## WHAT THE TASK REQUIRES
Each entry below is to be extracted exactly.

-------- DATA LINES

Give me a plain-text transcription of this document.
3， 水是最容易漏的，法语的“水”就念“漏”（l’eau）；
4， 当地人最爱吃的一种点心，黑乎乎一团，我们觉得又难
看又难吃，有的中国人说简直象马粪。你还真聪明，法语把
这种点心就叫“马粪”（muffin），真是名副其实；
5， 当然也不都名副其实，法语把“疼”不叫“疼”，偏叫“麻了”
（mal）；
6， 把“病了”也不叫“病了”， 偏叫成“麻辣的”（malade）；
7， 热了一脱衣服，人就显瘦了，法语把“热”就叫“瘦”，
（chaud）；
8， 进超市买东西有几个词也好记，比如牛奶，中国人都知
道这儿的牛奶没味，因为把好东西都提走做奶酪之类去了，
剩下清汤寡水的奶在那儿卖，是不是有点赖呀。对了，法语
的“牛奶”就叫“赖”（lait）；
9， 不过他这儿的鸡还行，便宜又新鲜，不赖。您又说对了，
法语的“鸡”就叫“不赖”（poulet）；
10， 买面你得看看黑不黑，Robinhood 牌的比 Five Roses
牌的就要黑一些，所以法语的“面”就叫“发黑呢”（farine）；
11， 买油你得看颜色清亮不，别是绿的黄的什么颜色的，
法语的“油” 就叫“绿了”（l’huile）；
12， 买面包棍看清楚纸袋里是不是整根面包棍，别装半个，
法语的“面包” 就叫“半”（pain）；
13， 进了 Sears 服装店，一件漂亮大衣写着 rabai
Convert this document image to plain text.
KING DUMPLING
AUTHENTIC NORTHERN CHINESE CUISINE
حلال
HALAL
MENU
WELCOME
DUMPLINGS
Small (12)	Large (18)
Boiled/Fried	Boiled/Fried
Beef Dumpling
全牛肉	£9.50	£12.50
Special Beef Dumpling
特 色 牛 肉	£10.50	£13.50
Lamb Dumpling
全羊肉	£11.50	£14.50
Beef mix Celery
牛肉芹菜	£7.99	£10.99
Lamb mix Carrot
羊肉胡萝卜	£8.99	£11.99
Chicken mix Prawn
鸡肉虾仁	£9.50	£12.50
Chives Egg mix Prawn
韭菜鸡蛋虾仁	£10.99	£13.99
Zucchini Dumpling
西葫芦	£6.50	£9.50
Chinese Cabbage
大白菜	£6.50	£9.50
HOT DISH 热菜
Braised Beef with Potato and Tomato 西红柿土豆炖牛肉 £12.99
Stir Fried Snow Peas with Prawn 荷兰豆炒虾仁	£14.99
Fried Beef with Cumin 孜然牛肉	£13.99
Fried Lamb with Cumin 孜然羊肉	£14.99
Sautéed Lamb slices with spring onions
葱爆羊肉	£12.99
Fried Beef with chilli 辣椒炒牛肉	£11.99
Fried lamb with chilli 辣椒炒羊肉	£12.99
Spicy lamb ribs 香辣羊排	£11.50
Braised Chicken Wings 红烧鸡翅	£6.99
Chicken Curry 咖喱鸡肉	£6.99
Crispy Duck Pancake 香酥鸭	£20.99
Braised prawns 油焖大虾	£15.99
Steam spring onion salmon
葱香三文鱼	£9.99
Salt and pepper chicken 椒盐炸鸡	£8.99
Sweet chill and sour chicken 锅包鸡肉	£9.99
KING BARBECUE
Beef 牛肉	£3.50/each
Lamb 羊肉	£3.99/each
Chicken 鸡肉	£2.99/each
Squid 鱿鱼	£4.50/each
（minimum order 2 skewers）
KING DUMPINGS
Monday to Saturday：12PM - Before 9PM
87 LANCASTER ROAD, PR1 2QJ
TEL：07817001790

----------------

## EXERCISE RESULT
Give me a plain-text transcription of this document.
3， 水是最容易漏的，法语的“水”就念“漏”（l’eau）；
4， 当地人最爱吃的一种点心，黑乎乎一团，我们觉得又难
看又难吃，有的中国人说简直象马粪。你还真聪明，法语把
这种点心就叫“马粪”（muffin），真是名副其实；
5， 当然也不都名副其实，法语把“疼”不叫“疼”，偏叫“麻了”
（mal）；
6， 把“病了”也不叫“病了”， 偏叫成“麻辣的”（malade）；
7， 热了一脱衣服，人就显瘦了，法语把“热”就叫“瘦”，
（chaud）；
8， 进超市买东西有几个词也好记，比如牛奶，中国人都知
道这儿的牛奶没味，因为把好东西都提走做奶酪之类去了，
剩下清汤寡水的奶在那儿卖，是不是有点赖呀。对了，法语
的“牛奶”就叫“赖”（lait）；
9， 不过他这儿的鸡还行，便宜又新鲜，不赖。您又说对了，
法语的“鸡”就叫“不赖”（poulet）；
10， 买面你得看看黑不黑，Robinhood 牌的比 Five Roses
牌的就要黑一些，所以法语的“面”就叫“发黑呢”（farine）；
11， 买油你得看颜色清亮不，别是绿的黄的什么颜色的，
法语的“油” 就叫“绿了”（l’huile）；
12， 买面包棍看清楚纸袋里是不是整根面包棍，别装半个，
法语的“面包” 就叫“半”（pain）；
13， 进了 Sears 服装店，一件漂亮大衣写着 rabai
Convert this document image to plain text.
KING DUMPLING
AUTHENTIC NORTHERN CHINESE CUISINE
حلال
HALAL
MENU
WELCOME
DUMPLINGS
Small (12)	Large (18)
Boiled/Fried	Boiled/Fried
Beef Dumpling
全牛肉	£9.50	£12.50
Special Beef Dumpling
特 色 牛 肉	£10.50	£13.50
Lamb Dumpling
全羊肉	£11.50	£14.50
Beef mix Celery
牛肉芹菜	£7.99	£10.99
Lamb mix Carrot
羊肉胡萝卜	£8.99	£11.99
Chicken mix Prawn
鸡肉虾仁	£9.50	£12.50
Chives Egg mix Prawn
韭菜鸡蛋虾仁	£10.99	£13.99
Zucchini Dumpling
西葫芦	£6.50	£9.50
Chinese Cabbage
大白菜	£6.50	£9.50
HOT DISH 热菜
Braised Beef with Potato and Tomato 西红柿土豆炖牛肉 £12.99
Stir Fried Snow Peas with Prawn 荷兰豆炒虾仁	£14.99
Fried Beef with Cumin 孜然牛肉	£13.99
Fried Lamb with Cumin 孜然羊肉	£14.99
Sautéed Lamb slices with spring onions
葱爆羊肉	£12.99
Fried Beef with chilli 辣椒炒牛肉	£11.99
Fried lamb with chilli 辣椒炒羊肉	£12.99
Spicy lamb ribs 香辣羊排	£11.50
Braised Chicken Wings 红烧鸡翅	£6.99
Chicken Curry 咖喱鸡肉	£6.99
Crispy Duck Pancake 香酥鸭	£20.99
Braised prawns 油焖大虾	£15.99
Steam spring onion salmon
葱香三文鱼	£9.99
Salt and pepper chicken 椒盐炸鸡	£8.99
Sweet chill and sour chicken 锅包鸡肉	£9.99
KING BARBECUE
Beef 牛肉	£3.50/each
Lamb 羊肉	£3.99/each
Chicken 鸡肉	£2.99/each
Squid 鱿鱼	£4.50/each
（minimum order 2 skewers）
KING DUMPINGS
Monday to Saturday：12PM - Before 9PM
87 LANCASTER ROAD, PR1 2QJ
TEL：07817001790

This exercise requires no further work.